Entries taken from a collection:
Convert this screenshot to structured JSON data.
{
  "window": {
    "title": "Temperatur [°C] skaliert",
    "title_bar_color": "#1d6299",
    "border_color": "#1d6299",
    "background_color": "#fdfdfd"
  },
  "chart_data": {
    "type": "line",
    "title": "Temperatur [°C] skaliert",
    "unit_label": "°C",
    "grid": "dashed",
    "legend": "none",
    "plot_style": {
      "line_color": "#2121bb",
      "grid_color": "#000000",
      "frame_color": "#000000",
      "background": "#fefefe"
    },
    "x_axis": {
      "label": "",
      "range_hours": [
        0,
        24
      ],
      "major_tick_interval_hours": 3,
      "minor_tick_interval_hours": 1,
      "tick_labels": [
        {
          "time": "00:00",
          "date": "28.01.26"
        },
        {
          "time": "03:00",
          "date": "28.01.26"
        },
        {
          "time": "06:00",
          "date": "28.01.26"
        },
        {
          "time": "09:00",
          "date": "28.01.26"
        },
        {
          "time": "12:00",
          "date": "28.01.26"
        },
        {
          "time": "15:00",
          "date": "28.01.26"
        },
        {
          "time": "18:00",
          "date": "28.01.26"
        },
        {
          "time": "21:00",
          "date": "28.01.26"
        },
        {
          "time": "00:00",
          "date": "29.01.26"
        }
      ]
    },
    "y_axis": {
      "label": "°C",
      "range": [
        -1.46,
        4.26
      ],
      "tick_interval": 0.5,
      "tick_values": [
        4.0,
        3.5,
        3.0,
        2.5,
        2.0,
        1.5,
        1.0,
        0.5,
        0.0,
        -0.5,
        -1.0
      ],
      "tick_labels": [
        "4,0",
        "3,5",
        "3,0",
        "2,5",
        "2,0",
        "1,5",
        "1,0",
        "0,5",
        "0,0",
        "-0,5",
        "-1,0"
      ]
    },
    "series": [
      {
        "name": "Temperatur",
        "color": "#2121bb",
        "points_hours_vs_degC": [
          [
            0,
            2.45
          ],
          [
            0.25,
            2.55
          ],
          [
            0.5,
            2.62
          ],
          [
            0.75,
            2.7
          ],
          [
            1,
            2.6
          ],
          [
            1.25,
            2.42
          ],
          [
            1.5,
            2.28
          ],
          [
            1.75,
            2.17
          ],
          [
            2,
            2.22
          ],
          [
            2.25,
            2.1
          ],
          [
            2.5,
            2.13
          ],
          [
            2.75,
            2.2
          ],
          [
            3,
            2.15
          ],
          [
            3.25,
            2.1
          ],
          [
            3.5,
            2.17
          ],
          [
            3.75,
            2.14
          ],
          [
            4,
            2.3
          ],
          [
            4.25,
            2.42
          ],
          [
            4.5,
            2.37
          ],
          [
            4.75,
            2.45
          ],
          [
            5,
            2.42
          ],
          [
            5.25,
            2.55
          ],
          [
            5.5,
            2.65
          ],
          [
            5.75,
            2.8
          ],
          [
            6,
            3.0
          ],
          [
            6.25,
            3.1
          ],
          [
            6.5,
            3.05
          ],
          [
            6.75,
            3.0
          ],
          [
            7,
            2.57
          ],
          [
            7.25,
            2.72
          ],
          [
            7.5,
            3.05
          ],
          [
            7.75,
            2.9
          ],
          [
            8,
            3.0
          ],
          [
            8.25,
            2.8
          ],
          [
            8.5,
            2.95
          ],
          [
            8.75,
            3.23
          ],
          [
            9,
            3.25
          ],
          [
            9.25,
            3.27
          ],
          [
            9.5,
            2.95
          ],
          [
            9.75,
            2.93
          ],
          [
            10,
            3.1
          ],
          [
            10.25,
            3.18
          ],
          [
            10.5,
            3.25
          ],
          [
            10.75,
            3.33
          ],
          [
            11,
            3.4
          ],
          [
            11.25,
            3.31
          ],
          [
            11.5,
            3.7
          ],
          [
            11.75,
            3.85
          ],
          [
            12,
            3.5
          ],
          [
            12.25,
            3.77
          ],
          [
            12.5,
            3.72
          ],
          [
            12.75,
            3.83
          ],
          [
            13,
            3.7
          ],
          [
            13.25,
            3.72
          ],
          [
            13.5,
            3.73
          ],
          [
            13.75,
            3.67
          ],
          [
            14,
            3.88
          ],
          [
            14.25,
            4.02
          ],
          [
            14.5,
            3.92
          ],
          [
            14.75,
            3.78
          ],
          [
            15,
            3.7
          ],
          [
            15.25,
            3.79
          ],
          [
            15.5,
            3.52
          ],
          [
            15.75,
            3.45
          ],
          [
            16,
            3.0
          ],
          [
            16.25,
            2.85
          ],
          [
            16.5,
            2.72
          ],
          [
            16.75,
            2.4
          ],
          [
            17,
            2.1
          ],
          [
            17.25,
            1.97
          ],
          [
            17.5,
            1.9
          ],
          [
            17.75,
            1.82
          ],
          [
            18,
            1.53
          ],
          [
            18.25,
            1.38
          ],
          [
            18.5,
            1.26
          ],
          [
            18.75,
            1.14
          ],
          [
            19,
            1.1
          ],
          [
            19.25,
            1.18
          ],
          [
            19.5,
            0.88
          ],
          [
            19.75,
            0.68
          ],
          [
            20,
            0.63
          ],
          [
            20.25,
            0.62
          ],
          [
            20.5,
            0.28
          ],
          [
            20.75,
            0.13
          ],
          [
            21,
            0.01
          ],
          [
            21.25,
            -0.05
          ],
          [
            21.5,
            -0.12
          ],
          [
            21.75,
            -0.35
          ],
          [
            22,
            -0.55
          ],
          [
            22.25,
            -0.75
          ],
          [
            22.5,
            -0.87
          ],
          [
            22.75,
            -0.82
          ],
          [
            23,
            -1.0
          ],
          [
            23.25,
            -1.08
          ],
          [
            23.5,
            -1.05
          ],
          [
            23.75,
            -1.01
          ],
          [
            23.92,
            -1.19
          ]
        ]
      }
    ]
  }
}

STATED PROBLEM: Return all the data exactly as given.

WRITTEN RESPONSE:
Convert this screenshot to structured JSON data.
{
  "window": {
    "title": "Temperatur [°C] skaliert",
    "title_bar_color": "#1d6299",
    "border_color": "#1d6299",
    "background_color": "#fdfdfd"
  },
  "chart_data": {
    "type": "line",
    "title": "Temperatur [°C] skaliert",
    "unit_label": "°C",
    "grid": "dashed",
    "legend": "none",
    "plot_style": {
      "line_color": "#2121bb",
      "grid_color": "#000000",
      "frame_color": "#000000",
      "background": "#fefefe"
    },
    "x_axis": {
      "label": "",
      "range_hours": [
        0,
        24
      ],
      "major_tick_interval_hours": 3,
      "minor_tick_interval_hours": 1,
      "tick_labels": [
        {
          "time": "00:00",
          "date": "28.01.26"
        },
        {
          "time": "03:00",
          "date": "28.01.26"
        },
        {
          "time": "06:00",
          "date": "28.01.26"
        },
        {
          "time": "09:00",
          "date": "28.01.26"
        },
        {
          "time": "12:00",
          "date": "28.01.26"
        },
        {
          "time": "15:00",
          "date": "28.01.26"
        },
        {
          "time": "18:00",
          "date": "28.01.26"
        },
        {
          "time": "21:00",
          "date": "28.01.26"
        },
        {
          "time": "00:00",
          "date": "29.01.26"
        }
      ]
    },
    "y_axis": {
      "label": "°C",
      "range": [
        -1.46,
        4.26
      ],
      "tick_interval": 0.5,
      "tick_values": [
        4.0,
        3.5,
        3.0,
        2.5,
        2.0,
        1.5,
        1.0,
        0.5,
        0.0,
        -0.5,
        -1.0
      ],
      "tick_labels": [
        "4,0",
        "3,5",
        "3,0",
        "2,5",
        "2,0",
        "1,5",
        "1,0",
        "0,5",
        "0,0",
        "-0,5",
        "-1,0"
      ]
    },
    "series": [
      {
        "name": "Temperatur",
        "color": "#2121bb",
        "points_hours_vs_degC": [
          [
            0,
            2.45
          ],
          [
            0.25,
            2.55
          ],
          [
            0.5,
            2.62
          ],
          [
            0.75,
            2.7
          ],
          [
            1,
            2.6
          ],
          [
            1.25,
            2.42
          ],
          [
            1.5,
            2.28
          ],
          [
            1.75,
            2.17
          ],
          [
            2,
            2.22
          ],
          [
            2.25,
            2.1
          ],
          [
            2.5,
            2.13
          ],
          [
            2.75,
            2.2
          ],
          [
            3,
            2.15
          ],
          [
            3.25,
            2.1
          ],
          [
            3.5,
            2.17
          ],
          [
            3.75,
            2.14
          ],
          [
            4,
            2.3
          ],
          [
            4.25,
            2.42
          ],
          [
            4.5,
            2.37
          ],
          [
            4.75,
            2.45
          ],
          [
            5,
            2.42
          ],
          [
            5.25,
            2.55
          ],
          [
            5.5,
            2.65
          ],
          [
            5.75,
            2.8
          ],
          [
            6,
            3.0
          ],
          [
            6.25,
            3.1
          ],
          [
            6.5,
            3.05
          ],
          [
            6.75,
            3.0
          ],
          [
            7,
            2.57
          ],
          [
            7.25,
            2.72
          ],
          [
            7.5,
            3.05
          ],
          [
            7.75,
            2.9
          ],
          [
            8,
            3.0
          ],
          [
            8.25,
            2.8
          ],
          [
            8.5,
            2.95
          ],
          [
            8.75,
            3.23
          ],
          [
            9,
            3.25
          ],
          [
            9.25,
            3.27
          ],
          [
            9.5,
            2.95
          ],
          [
            9.75,
            2.93
          ],
          [
            10,
            3.1
          ],
          [
            10.25,
            3.18
          ],
          [
            10.5,
            3.25
          ],
          [
            10.75,
            3.33
          ],
          [
            11,
            3.4
          ],
          [
            11.25,
            3.31
          ],
          [
            11.5,
            3.7
          ],
          [
            11.75,
            3.85
          ],
          [
            12,
            3.5
          ],
          [
            12.25,
            3.77
          ],
          [
            12.5,
            3.72
          ],
          [
            12.75,
            3.83
          ],
          [
            13,
            3.7
          ],
          [
            13.25,
            3.72
          ],
          [
            13.5,
            3.73
          ],
          [
            13.75,
            3.67
          ],
          [
            14,
            3.88
          ],
          [
            14.25,
            4.02
          ],
          [
            14.5,
            3.92
          ],
          [
            14.75,
            3.78
          ],
          [
            15,
            3.7
          ],
          [
            15.25,
            3.79
          ],
          [
            15.5,
            3.52
          ],
          [
            15.75,
            3.45
          ],
          [
            16,
            3.0
          ],
          [
            16.25,
            2.85
          ],
          [
            16.5,
            2.72
          ],
          [
            16.75,
            2.4
          ],
          [
            17,
            2.1
          ],
          [
            17.25,
            1.97
          ],
          [
            17.5,
            1.9
          ],
          [
            17.75,
            1.82
          ],
          [
            18,
            1.53
          ],
          [
            18.25,
            1.38
          ],
          [
            18.5,
            1.26
          ],
          [
            18.75,
            1.14
          ],
          [
            19,
            1.1
          ],
          [
            19.25,
            1.18
          ],
          [
            19.5,
            0.88
          ],
          [
            19.75,
            0.68
          ],
          [
            20,
            0.63
          ],
          [
            20.25,
            0.62
          ],
          [
            20.5,
            0.28
          ],
          [
            20.75,
            0.13
          ],
          [
            21,
            0.01
          ],
          [
            21.25,
            -0.05
          ],
          [
            21.5,
            -0.12
          ],
          [
            21.75,
            -0.35
          ],
          [
            22,
            -0.55
          ],
          [
            22.25,
            -0.75
          ],
          [
            22.5,
            -0.87
          ],
          [
            22.75,
            -0.82
          ],
          [
            23,
            -1.0
          ],
          [
            23.25,
            -1.08
          ],
          [
            23.5,
            -1.05
          ],
          [
            23.75,
            -1.01
          ],
          [
            23.92,
            -1.19
          ]
        ]
      }
    ]
  }
}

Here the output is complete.